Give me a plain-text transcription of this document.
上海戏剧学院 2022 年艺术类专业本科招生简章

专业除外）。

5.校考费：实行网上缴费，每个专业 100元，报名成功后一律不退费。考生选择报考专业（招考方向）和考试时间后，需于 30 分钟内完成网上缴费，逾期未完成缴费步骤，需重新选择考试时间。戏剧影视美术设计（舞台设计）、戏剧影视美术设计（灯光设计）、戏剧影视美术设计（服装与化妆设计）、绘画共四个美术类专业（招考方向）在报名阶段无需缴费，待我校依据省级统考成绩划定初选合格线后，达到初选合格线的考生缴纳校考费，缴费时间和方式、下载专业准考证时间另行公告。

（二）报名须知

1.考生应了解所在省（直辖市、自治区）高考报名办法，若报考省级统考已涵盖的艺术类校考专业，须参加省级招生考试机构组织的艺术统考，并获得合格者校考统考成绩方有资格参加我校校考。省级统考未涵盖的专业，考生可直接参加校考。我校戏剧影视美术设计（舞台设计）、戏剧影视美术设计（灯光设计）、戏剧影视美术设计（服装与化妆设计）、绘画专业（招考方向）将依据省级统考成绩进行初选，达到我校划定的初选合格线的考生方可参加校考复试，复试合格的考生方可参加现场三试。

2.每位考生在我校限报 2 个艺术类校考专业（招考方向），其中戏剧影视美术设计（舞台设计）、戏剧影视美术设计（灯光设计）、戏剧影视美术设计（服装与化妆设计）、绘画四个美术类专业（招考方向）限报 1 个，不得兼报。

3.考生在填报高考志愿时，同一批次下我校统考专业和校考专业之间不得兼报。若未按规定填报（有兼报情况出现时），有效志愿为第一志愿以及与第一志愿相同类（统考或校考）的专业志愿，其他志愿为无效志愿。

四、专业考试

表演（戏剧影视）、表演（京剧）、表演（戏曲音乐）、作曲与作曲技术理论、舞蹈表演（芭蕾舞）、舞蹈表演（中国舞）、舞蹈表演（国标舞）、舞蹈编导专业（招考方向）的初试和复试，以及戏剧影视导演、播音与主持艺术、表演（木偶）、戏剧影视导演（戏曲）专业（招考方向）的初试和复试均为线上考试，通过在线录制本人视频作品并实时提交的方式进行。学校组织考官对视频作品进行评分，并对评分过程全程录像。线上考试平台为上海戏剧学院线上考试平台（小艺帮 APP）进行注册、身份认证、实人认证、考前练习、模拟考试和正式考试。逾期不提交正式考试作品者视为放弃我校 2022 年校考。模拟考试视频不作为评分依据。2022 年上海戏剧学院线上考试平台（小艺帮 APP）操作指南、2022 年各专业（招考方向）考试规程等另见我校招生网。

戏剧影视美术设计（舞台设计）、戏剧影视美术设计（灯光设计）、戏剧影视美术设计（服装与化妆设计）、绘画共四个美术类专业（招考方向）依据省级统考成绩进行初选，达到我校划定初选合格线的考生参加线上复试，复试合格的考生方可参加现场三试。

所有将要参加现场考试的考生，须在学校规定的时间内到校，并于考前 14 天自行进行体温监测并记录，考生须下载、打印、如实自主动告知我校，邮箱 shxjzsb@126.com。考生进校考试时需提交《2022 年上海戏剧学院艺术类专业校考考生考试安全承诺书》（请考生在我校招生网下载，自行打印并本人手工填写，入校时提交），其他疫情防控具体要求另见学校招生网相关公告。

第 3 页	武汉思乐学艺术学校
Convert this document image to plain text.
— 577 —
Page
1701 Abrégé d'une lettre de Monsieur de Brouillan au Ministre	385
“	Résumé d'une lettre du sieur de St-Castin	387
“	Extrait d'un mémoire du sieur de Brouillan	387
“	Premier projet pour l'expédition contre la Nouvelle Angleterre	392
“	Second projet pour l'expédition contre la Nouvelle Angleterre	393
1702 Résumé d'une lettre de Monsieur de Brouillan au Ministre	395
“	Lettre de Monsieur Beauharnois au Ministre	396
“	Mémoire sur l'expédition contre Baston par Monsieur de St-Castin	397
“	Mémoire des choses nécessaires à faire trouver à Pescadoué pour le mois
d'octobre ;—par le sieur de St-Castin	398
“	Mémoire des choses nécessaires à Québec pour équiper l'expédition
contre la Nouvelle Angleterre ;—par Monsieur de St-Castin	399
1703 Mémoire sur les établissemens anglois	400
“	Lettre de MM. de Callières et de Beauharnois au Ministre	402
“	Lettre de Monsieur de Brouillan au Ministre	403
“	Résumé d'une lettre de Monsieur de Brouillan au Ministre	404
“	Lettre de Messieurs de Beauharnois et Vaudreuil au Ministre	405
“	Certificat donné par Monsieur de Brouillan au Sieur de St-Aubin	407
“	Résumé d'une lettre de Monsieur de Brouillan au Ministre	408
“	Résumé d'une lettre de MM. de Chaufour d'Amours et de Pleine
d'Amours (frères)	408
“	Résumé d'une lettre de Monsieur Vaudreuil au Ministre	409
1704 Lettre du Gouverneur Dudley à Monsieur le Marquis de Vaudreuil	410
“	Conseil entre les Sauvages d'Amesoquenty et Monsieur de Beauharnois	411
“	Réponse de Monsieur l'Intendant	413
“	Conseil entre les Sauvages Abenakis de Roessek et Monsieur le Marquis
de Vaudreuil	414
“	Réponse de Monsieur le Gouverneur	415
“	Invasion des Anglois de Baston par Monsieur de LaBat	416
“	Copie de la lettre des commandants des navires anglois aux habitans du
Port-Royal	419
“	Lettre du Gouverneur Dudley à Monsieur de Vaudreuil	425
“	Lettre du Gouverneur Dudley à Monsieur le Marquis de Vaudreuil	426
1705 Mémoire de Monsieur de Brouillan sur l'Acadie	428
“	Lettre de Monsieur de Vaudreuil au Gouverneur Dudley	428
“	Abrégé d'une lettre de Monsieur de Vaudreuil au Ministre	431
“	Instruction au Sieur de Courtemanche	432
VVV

* PROBLEM TO SOLVE
Output every record above exactly as it appears.

* IN RESPONSE
Give me a plain-text transcription of this document.
上海戏剧学院 2022 年艺术类专业本科招生简章

专业除外）。

5.校考费：实行网上缴费，每个专业 100元，报名成功后一律不退费。考生选择报考专业（招考方向）和考试时间后，需于 30 分钟内完成网上缴费，逾期未完成缴费步骤，需重新选择考试时间。戏剧影视美术设计（舞台设计）、戏剧影视美术设计（灯光设计）、戏剧影视美术设计（服装与化妆设计）、绘画共四个美术类专业（招考方向）在报名阶段无需缴费，待我校依据省级统考成绩划定初选合格线后，达到初选合格线的考生缴纳校考费，缴费时间和方式、下载专业准考证时间另行公告。

（二）报名须知

1.考生应了解所在省（直辖市、自治区）高考报名办法，若报考省级统考已涵盖的艺术类校考专业，须参加省级招生考试机构组织的艺术统考，并获得合格者校考统考成绩方有资格参加我校校考。省级统考未涵盖的专业，考生可直接参加校考。我校戏剧影视美术设计（舞台设计）、戏剧影视美术设计（灯光设计）、戏剧影视美术设计（服装与化妆设计）、绘画专业（招考方向）将依据省级统考成绩进行初选，达到我校划定的初选合格线的考生方可参加校考复试，复试合格的考生方可参加现场三试。

2.每位考生在我校限报 2 个艺术类校考专业（招考方向），其中戏剧影视美术设计（舞台设计）、戏剧影视美术设计（灯光设计）、戏剧影视美术设计（服装与化妆设计）、绘画四个美术类专业（招考方向）限报 1 个，不得兼报。

3.考生在填报高考志愿时，同一批次下我校统考专业和校考专业之间不得兼报。若未按规定填报（有兼报情况出现时），有效志愿为第一志愿以及与第一志愿相同类（统考或校考）的专业志愿，其他志愿为无效志愿。

四、专业考试

表演（戏剧影视）、表演（京剧）、表演（戏曲音乐）、作曲与作曲技术理论、舞蹈表演（芭蕾舞）、舞蹈表演（中国舞）、舞蹈表演（国标舞）、舞蹈编导专业（招考方向）的初试和复试，以及戏剧影视导演、播音与主持艺术、表演（木偶）、戏剧影视导演（戏曲）专业（招考方向）的初试和复试均为线上考试，通过在线录制本人视频作品并实时提交的方式进行。学校组织考官对视频作品进行评分，并对评分过程全程录像。线上考试平台为上海戏剧学院线上考试平台（小艺帮 APP）进行注册、身份认证、实人认证、考前练习、模拟考试和正式考试。逾期不提交正式考试作品者视为放弃我校 2022 年校考。模拟考试视频不作为评分依据。2022 年上海戏剧学院线上考试平台（小艺帮 APP）操作指南、2022 年各专业（招考方向）考试规程等另见我校招生网。

戏剧影视美术设计（舞台设计）、戏剧影视美术设计（灯光设计）、戏剧影视美术设计（服装与化妆设计）、绘画共四个美术类专业（招考方向）依据省级统考成绩进行初选，达到我校划定初选合格线的考生参加线上复试，复试合格的考生方可参加现场三试。

所有将要参加现场考试的考生，须在学校规定的时间内到校，并于考前 14 天自行进行体温监测并记录，考生须下载、打印、如实自主动告知我校，邮箱 shxjzsb@126.com。考生进校考试时需提交《2022 年上海戏剧学院艺术类专业校考考生考试安全承诺书》（请考生在我校招生网下载，自行打印并本人手工填写，入校时提交），其他疫情防控具体要求另见学校招生网相关公告。

第 3 页	武汉思乐学艺术学校
Convert this document image to plain text.
— 577 —
Page
1701 Abrégé d'une lettre de Monsieur de Brouillan au Ministre	385
“	Résumé d'une lettre du sieur de St-Castin	387
“	Extrait d'un mémoire du sieur de Brouillan	387
“	Premier projet pour l'expédition contre la Nouvelle Angleterre	392
“	Second projet pour l'expédition contre la Nouvelle Angleterre	393
1702 Résumé d'une lettre de Monsieur de Brouillan au Ministre	395
“	Lettre de Monsieur Beauharnois au Ministre	396
“	Mémoire sur l'expédition contre Baston par Monsieur de St-Castin	397
“	Mémoire des choses nécessaires à faire trouver à Pescadoué pour le mois
d'octobre ;—par le sieur de St-Castin	398
“	Mémoire des choses nécessaires à Québec pour équiper l'expédition
contre la Nouvelle Angleterre ;—par Monsieur de St-Castin	399
1703 Mémoire sur les établissemens anglois	400
“	Lettre de MM. de Callières et de Beauharnois au Ministre	402
“	Lettre de Monsieur de Brouillan au Ministre	403
“	Résumé d'une lettre de Monsieur de Brouillan au Ministre	404
“	Lettre de Messieurs de Beauharnois et Vaudreuil au Ministre	405
“	Certificat donné par Monsieur de Brouillan au Sieur de St-Aubin	407
“	Résumé d'une lettre de Monsieur de Brouillan au Ministre	408
“	Résumé d'une lettre de MM. de Chaufour d'Amours et de Pleine
d'Amours (frères)	408
“	Résumé d'une lettre de Monsieur Vaudreuil au Ministre	409
1704 Lettre du Gouverneur Dudley à Monsieur le Marquis de Vaudreuil	410
“	Conseil entre les Sauvages d'Amesoquenty et Monsieur de Beauharnois	411
“	Réponse de Monsieur l'Intendant	413
“	Conseil entre les Sauvages Abenakis de Roessek et Monsieur le Marquis
de Vaudreuil	414
“	Réponse de Monsieur le Gouverneur	415
“	Invasion des Anglois de Baston par Monsieur de LaBat	416
“	Copie de la lettre des commandants des navires anglois aux habitans du
Port-Royal	419
“	Lettre du Gouverneur Dudley à Monsieur de Vaudreuil	425
“	Lettre du Gouverneur Dudley à Monsieur le Marquis de Vaudreuil	426
1705 Mémoire de Monsieur de Brouillan sur l'Acadie	428
“	Lettre de Monsieur de Vaudreuil au Gouverneur Dudley	428
“	Abrégé d'une lettre de Monsieur de Vaudreuil au Ministre	431
“	Instruction au Sieur de Courtemanche	432
VVV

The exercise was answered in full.